-- Start --

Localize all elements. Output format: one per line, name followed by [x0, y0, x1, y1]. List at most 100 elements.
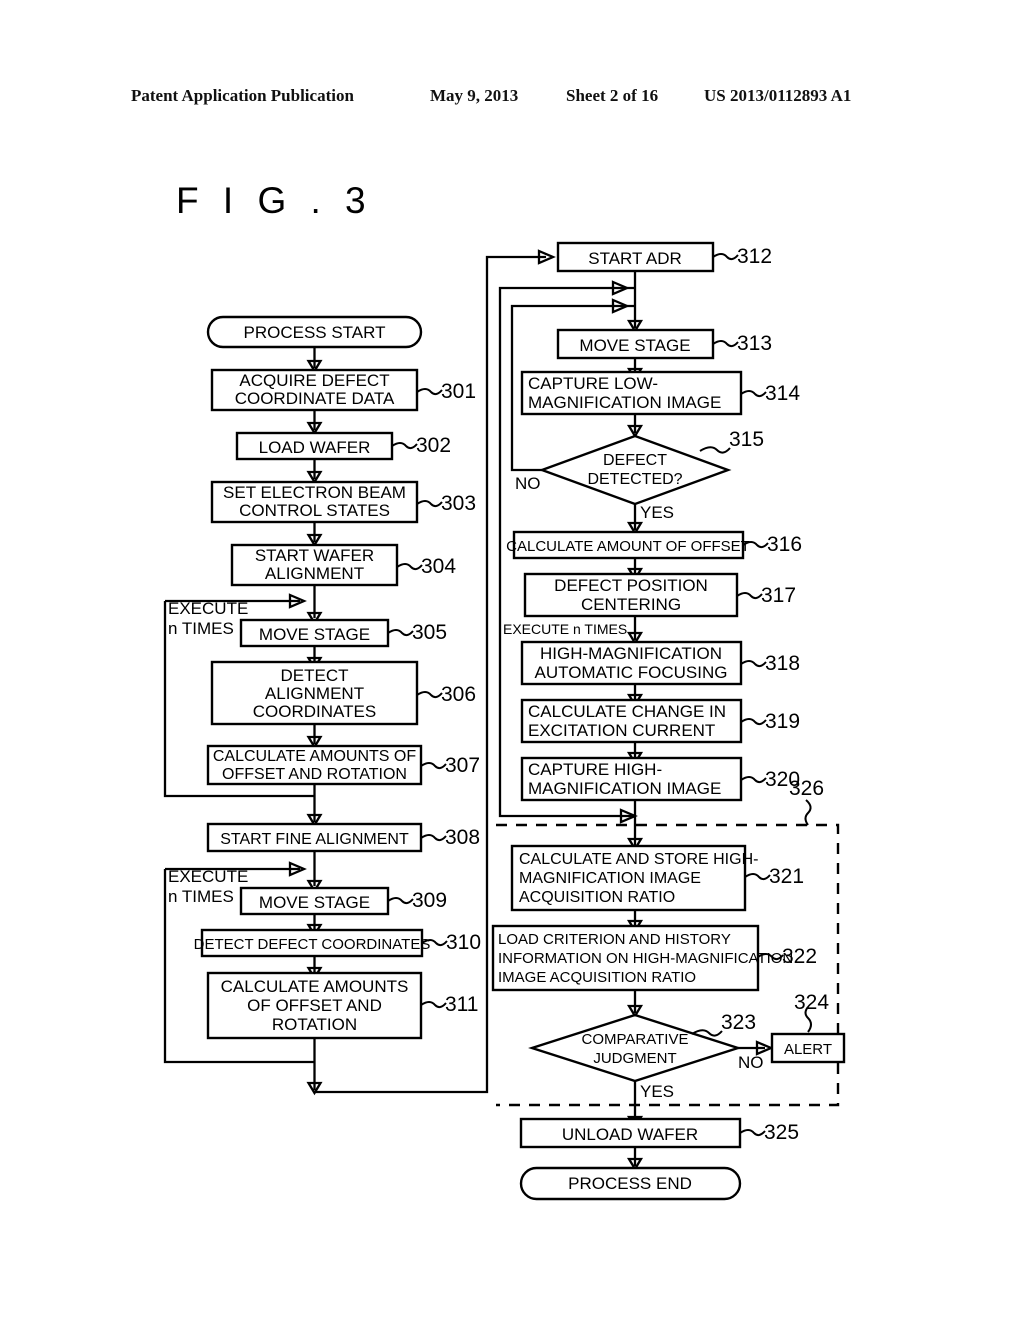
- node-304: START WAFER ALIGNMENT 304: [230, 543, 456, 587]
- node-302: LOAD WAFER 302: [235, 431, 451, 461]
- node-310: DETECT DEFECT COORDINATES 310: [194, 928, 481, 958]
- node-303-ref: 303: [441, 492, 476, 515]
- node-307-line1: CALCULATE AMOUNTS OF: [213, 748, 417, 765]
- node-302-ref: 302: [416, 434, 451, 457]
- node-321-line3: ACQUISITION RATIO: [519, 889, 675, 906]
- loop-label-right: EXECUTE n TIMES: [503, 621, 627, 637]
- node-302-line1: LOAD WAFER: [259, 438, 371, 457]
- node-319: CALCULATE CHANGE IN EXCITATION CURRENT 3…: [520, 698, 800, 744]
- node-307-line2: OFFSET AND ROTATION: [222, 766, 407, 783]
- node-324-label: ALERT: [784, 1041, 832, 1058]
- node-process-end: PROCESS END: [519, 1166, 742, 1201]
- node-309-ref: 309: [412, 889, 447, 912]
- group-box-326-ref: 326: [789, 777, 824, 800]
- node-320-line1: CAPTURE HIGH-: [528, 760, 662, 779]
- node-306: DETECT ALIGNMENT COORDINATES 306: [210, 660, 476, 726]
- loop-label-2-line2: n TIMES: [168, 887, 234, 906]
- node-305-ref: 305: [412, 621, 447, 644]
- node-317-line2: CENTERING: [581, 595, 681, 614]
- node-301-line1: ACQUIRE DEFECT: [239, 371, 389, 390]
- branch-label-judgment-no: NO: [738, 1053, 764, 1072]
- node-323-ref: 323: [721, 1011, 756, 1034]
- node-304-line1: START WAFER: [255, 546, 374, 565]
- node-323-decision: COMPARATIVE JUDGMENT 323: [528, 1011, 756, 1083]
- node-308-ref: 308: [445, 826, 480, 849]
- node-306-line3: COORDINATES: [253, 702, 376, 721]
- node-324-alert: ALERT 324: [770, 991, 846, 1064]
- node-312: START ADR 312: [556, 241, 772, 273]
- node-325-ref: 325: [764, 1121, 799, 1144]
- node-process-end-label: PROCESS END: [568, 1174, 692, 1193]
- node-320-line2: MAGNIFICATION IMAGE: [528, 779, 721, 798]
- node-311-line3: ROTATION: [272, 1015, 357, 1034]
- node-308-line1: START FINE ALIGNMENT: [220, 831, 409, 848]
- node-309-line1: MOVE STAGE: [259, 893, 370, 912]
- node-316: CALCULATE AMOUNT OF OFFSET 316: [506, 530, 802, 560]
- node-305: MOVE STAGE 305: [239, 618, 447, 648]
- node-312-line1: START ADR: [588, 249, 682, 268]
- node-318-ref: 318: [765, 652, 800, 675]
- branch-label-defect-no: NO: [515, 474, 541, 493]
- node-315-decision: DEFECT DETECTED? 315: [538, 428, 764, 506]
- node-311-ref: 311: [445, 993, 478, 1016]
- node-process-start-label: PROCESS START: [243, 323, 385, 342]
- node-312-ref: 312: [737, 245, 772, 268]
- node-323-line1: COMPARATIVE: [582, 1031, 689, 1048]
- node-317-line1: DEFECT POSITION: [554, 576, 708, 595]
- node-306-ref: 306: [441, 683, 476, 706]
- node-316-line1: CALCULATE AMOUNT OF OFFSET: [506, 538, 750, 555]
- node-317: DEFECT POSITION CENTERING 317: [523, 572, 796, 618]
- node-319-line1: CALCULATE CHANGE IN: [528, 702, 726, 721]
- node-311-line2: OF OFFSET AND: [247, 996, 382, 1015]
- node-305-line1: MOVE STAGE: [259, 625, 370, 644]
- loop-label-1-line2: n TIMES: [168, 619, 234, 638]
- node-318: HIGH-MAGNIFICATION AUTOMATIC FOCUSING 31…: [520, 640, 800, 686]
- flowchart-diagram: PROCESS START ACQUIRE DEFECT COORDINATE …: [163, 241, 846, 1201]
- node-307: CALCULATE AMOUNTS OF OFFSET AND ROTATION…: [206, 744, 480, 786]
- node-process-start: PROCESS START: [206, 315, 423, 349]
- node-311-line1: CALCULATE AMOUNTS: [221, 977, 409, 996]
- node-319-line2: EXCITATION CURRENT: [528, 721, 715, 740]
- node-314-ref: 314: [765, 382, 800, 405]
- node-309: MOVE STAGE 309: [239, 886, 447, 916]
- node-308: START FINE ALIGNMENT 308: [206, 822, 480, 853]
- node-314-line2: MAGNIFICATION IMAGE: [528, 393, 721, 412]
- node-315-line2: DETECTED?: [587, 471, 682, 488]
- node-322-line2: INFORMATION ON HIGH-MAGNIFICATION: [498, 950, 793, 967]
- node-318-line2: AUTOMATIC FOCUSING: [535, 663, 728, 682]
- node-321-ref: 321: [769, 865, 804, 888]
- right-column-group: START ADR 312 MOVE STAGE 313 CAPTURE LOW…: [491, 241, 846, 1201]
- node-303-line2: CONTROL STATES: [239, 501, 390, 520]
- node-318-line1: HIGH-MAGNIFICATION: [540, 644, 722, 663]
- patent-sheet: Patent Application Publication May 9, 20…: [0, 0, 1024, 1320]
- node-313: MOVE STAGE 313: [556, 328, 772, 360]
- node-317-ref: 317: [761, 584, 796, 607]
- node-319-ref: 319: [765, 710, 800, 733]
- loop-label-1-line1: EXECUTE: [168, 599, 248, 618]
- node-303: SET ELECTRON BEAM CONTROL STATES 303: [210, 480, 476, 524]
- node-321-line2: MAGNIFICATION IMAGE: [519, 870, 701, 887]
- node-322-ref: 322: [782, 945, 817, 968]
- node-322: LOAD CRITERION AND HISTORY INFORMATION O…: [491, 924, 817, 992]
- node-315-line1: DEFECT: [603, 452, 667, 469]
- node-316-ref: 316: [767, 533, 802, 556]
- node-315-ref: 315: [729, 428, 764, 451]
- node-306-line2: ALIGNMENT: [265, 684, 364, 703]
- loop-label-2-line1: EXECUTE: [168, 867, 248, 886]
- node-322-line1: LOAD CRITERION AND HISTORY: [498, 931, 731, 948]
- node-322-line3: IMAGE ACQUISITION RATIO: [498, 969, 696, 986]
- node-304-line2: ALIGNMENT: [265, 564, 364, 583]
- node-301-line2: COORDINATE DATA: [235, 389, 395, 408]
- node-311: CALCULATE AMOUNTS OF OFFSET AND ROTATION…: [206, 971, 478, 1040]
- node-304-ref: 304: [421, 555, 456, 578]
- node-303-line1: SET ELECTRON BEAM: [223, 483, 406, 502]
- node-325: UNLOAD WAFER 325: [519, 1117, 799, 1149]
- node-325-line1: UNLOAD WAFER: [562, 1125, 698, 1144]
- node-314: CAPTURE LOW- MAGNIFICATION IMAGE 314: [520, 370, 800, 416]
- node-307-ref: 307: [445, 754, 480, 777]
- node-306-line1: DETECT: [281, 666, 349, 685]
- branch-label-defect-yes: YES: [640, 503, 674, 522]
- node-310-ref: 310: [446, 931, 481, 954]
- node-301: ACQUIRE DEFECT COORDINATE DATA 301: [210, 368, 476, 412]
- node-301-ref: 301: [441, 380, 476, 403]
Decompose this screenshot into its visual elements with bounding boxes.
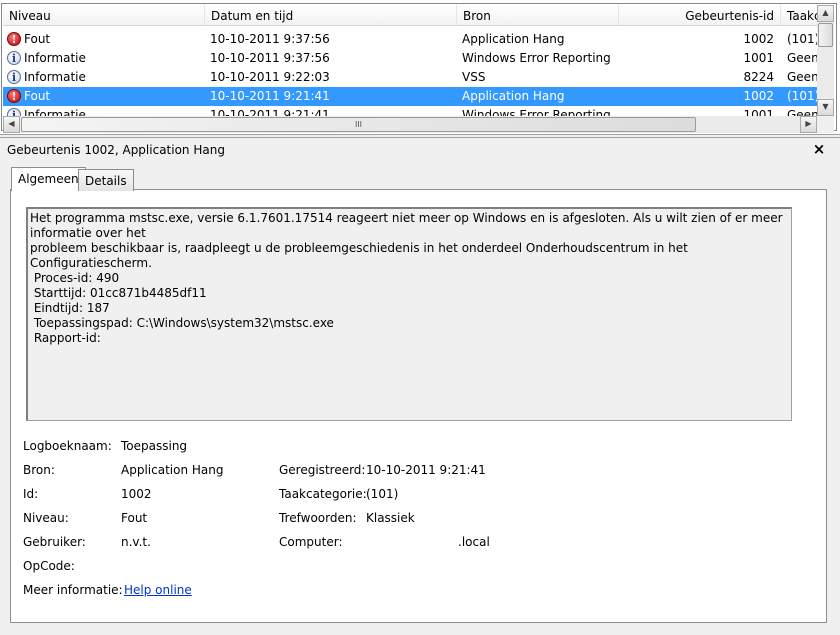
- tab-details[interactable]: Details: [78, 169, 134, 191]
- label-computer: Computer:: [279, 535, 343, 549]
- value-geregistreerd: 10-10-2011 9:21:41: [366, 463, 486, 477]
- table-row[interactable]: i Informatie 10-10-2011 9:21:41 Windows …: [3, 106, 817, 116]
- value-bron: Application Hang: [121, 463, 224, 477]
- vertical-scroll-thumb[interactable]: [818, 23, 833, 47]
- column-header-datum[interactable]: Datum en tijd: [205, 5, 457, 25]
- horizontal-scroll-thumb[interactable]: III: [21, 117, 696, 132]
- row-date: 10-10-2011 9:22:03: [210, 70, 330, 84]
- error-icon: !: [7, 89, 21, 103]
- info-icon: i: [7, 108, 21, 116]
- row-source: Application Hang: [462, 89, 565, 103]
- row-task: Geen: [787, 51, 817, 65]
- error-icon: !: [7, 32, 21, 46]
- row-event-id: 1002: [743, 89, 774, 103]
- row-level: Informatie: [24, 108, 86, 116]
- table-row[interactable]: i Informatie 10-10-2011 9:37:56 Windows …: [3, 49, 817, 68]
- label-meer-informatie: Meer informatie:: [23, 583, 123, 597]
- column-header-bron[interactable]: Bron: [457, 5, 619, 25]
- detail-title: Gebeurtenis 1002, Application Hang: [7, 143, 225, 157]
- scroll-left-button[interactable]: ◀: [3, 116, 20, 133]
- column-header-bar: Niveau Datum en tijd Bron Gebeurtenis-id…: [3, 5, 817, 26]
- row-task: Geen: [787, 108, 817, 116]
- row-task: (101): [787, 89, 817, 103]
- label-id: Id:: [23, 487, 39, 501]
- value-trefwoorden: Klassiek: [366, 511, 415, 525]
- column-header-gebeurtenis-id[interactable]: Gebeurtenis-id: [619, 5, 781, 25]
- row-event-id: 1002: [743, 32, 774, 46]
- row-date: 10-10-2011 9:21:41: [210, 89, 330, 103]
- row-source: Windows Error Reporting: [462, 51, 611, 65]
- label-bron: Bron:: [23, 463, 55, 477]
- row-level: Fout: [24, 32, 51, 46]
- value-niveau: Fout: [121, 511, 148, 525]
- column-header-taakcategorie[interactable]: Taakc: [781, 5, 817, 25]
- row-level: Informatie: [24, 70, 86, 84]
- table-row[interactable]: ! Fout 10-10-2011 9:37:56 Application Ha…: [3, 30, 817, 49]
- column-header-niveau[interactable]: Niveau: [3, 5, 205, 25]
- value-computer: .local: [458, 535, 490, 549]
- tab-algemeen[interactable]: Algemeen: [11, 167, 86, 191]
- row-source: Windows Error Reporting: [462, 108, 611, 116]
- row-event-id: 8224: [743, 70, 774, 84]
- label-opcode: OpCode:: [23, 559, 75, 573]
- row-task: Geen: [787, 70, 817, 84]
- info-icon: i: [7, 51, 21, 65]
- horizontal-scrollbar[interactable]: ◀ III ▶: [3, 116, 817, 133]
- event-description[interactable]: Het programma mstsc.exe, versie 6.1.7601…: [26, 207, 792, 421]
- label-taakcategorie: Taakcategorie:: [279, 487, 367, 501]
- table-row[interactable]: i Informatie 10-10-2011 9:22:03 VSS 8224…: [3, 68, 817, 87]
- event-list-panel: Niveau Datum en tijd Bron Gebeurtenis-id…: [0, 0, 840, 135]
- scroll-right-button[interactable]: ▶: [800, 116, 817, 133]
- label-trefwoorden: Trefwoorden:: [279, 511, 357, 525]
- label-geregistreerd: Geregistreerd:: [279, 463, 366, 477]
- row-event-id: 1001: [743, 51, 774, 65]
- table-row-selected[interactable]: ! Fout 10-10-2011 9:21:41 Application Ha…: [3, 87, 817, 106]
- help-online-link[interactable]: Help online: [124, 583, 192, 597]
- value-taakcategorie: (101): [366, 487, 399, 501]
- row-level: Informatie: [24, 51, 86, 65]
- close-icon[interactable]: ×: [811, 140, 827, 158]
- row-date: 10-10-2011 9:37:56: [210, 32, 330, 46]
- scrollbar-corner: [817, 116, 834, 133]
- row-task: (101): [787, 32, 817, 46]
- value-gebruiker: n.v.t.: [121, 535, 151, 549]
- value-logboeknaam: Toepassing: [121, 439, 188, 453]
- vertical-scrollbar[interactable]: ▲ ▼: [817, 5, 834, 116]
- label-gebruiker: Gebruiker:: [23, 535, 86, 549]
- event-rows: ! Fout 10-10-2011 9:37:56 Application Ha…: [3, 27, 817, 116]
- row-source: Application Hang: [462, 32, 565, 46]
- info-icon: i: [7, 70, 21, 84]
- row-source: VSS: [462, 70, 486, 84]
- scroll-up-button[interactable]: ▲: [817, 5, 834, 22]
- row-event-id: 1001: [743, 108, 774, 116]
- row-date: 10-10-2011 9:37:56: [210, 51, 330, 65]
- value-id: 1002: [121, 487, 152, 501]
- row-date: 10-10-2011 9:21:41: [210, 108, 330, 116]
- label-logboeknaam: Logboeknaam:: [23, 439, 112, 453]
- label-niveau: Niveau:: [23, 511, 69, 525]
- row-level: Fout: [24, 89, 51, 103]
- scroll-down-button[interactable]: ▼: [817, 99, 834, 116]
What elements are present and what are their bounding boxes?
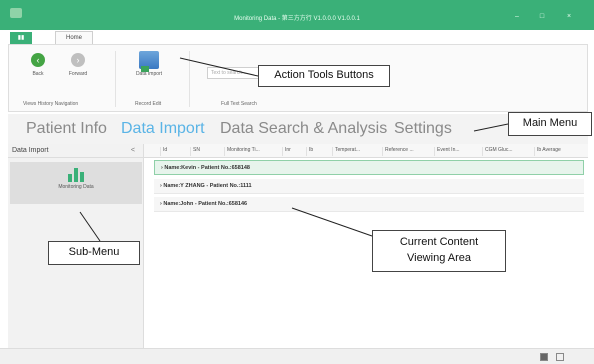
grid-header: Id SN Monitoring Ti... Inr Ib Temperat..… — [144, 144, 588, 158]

-- End --

[Problem description]
Repeat the lines of the items above word for word, from the line with "- node-304: START" to the line with "- node-312-line1: START", including both of those lines.

[Full output]
- node-304: START WAFER ALIGNMENT 304: [230, 543, 456, 587]
- node-302: LOAD WAFER 302: [235, 431, 451, 461]
- node-310: DETECT DEFECT COORDINATES 310: [194, 928, 481, 958]
- node-303-ref: 303: [441, 492, 476, 515]
- node-307-line1: CALCULATE AMOUNTS OF: [213, 748, 417, 765]
- node-302-ref: 302: [416, 434, 451, 457]
- node-321-line3: ACQUISITION RATIO: [519, 889, 675, 906]
- loop-label-right: EXECUTE n TIMES: [503, 621, 627, 637]
- node-302-line1: LOAD WAFER: [259, 438, 371, 457]
- node-319: CALCULATE CHANGE IN EXCITATION CURRENT 3…: [520, 698, 800, 744]
- node-307-line2: OFFSET AND ROTATION: [222, 766, 407, 783]
- node-324-label: ALERT: [784, 1041, 832, 1058]
- node-process-end: PROCESS END: [519, 1166, 742, 1201]
- node-309-ref: 309: [412, 889, 447, 912]
- group-box-326-ref: 326: [789, 777, 824, 800]
- node-320-line1: CAPTURE HIGH-: [528, 760, 662, 779]
- node-306: DETECT ALIGNMENT COORDINATES 306: [210, 660, 476, 726]
- loop-label-2-line2: n TIMES: [168, 887, 234, 906]
- node-305-ref: 305: [412, 621, 447, 644]
- node-317-line2: CENTERING: [581, 595, 681, 614]
- node-301-line1: ACQUIRE DEFECT: [239, 371, 389, 390]
- branch-label-judgment-no: NO: [738, 1053, 764, 1072]
- node-323-ref: 323: [721, 1011, 756, 1034]
- node-304-line1: START WAFER: [255, 546, 374, 565]
- node-323-decision: COMPARATIVE JUDGMENT 323: [528, 1011, 756, 1083]
- node-308-ref: 308: [445, 826, 480, 849]
- node-306-line3: COORDINATES: [253, 702, 376, 721]
- node-324-alert: ALERT 324: [770, 991, 846, 1064]
- node-312: START ADR 312: [556, 241, 772, 273]
- node-325-ref: 325: [764, 1121, 799, 1144]
- node-process-end-label: PROCESS END: [568, 1174, 692, 1193]
- node-320-line2: MAGNIFICATION IMAGE: [528, 779, 721, 798]
- node-311-line3: ROTATION: [272, 1015, 357, 1034]
- node-308-line1: START FINE ALIGNMENT: [220, 831, 409, 848]
- node-309-line1: MOVE STAGE: [259, 893, 370, 912]
- node-316: CALCULATE AMOUNT OF OFFSET 316: [506, 530, 802, 560]
- node-305: MOVE STAGE 305: [239, 618, 447, 648]
- node-312-line1: START ADR: [588, 249, 682, 268]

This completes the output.